---------- DATASET ENTRIES

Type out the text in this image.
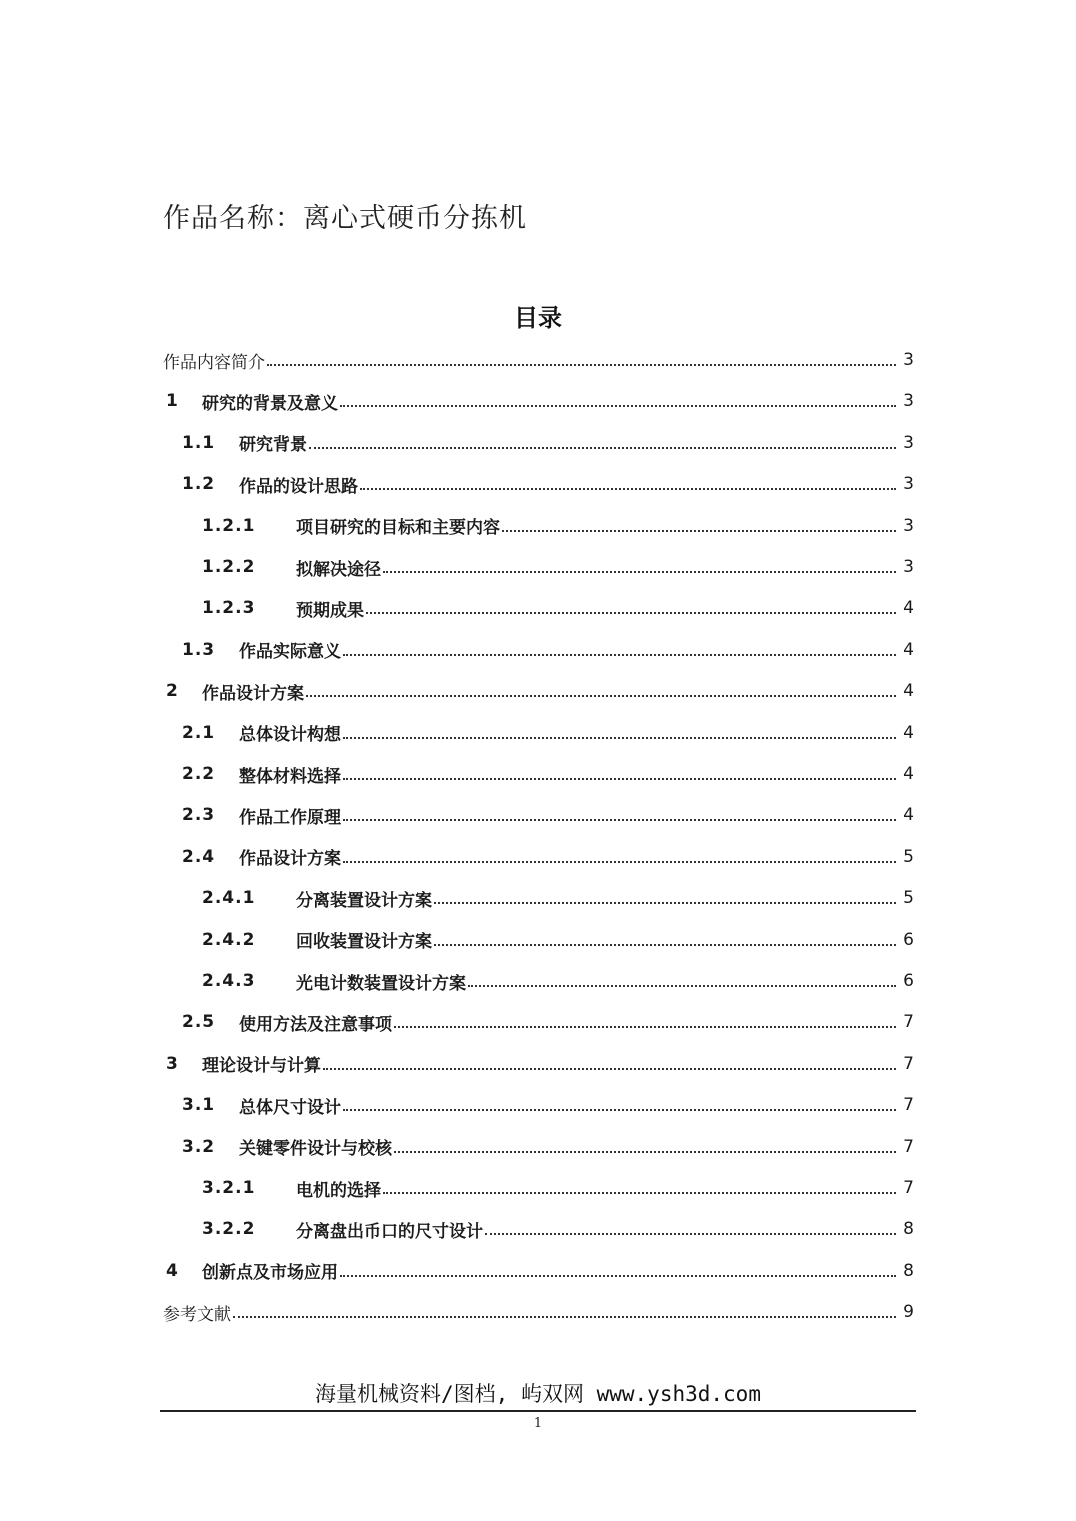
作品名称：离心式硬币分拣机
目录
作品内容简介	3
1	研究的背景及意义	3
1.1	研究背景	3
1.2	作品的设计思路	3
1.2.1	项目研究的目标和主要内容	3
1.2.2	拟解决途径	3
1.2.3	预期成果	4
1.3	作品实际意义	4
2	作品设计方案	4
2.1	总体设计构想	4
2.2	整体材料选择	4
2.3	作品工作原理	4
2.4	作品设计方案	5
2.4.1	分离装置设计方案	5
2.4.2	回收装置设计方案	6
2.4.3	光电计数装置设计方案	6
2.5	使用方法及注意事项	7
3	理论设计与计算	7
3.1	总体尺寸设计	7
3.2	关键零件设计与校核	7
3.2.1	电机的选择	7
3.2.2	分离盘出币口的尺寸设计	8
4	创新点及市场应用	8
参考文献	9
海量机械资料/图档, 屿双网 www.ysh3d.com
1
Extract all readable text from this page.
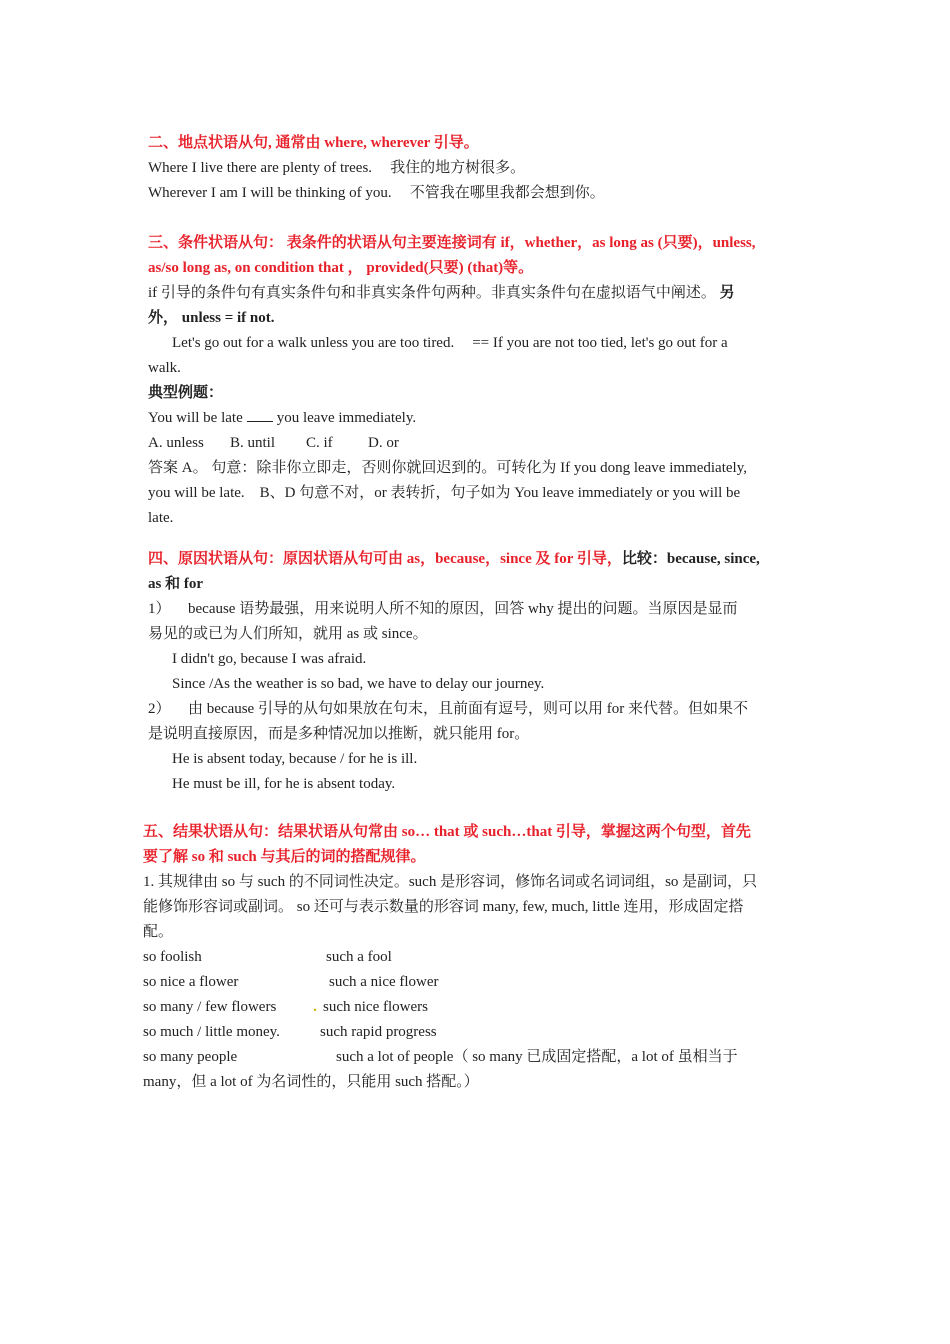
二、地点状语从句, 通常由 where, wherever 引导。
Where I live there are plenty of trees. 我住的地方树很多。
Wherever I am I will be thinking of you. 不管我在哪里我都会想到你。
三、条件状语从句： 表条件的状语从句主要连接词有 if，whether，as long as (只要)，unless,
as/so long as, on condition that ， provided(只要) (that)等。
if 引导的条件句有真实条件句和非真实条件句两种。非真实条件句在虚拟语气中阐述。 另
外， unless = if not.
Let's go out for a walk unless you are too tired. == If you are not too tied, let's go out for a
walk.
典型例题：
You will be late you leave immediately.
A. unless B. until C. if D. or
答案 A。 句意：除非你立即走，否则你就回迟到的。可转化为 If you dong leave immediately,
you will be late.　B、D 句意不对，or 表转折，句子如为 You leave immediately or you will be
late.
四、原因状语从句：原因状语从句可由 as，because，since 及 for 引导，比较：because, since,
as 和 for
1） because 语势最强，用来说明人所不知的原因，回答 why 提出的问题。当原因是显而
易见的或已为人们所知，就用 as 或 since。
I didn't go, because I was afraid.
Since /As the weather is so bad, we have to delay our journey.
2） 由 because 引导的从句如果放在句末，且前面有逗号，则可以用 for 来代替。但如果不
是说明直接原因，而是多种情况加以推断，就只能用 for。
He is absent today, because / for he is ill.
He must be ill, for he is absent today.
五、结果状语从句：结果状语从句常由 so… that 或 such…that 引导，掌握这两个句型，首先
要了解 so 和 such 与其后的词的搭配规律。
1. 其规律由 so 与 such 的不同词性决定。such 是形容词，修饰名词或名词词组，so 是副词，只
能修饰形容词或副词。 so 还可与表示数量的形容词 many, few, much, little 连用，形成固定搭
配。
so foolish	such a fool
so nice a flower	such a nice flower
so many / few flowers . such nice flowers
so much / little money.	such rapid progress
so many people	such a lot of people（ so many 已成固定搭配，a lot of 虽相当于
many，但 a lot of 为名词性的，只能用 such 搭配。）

--------------------

TASK DETAILS: Using the listing above, copy exactly the lines from the one that contains "Extract all readable text from this page." through its last line, both included, but not the pictures.

REPLY TO THE TASK:
Extract all readable text from this page.
二、地点状语从句, 通常由 where, wherever 引导。
Where I live there are plenty of trees. 我住的地方树很多。
Wherever I am I will be thinking of you. 不管我在哪里我都会想到你。
三、条件状语从句： 表条件的状语从句主要连接词有 if，whether，as long as (只要)，unless,
as/so long as, on condition that ， provided(只要) (that)等。
if 引导的条件句有真实条件句和非真实条件句两种。非真实条件句在虚拟语气中阐述。 另
外， unless = if not.
Let's go out for a walk unless you are too tired. == If you are not too tied, let's go out for a
walk.
典型例题：
You will be late you leave immediately.
A. unless B. until C. if D. or
答案 A。 句意：除非你立即走，否则你就回迟到的。可转化为 If you dong leave immediately,
you will be late.　B、D 句意不对，or 表转折，句子如为 You leave immediately or you will be
late.
四、原因状语从句：原因状语从句可由 as，because，since 及 for 引导，比较：because, since,
as 和 for
1） because 语势最强，用来说明人所不知的原因，回答 why 提出的问题。当原因是显而
易见的或已为人们所知，就用 as 或 since。
I didn't go, because I was afraid.
Since /As the weather is so bad, we have to delay our journey.
2） 由 because 引导的从句如果放在句末，且前面有逗号，则可以用 for 来代替。但如果不
是说明直接原因，而是多种情况加以推断，就只能用 for。
He is absent today, because / for he is ill.
He must be ill, for he is absent today.
五、结果状语从句：结果状语从句常由 so… that 或 such…that 引导，掌握这两个句型，首先
要了解 so 和 such 与其后的词的搭配规律。
1. 其规律由 so 与 such 的不同词性决定。such 是形容词，修饰名词或名词词组，so 是副词，只
能修饰形容词或副词。 so 还可与表示数量的形容词 many, few, much, little 连用，形成固定搭
配。
so foolish	such a fool
so nice a flower	such a nice flower
so many / few flowers . such nice flowers
so much / little money.	such rapid progress
so many people	such a lot of people（ so many 已成固定搭配，a lot of 虽相当于
many，但 a lot of 为名词性的，只能用 such 搭配。）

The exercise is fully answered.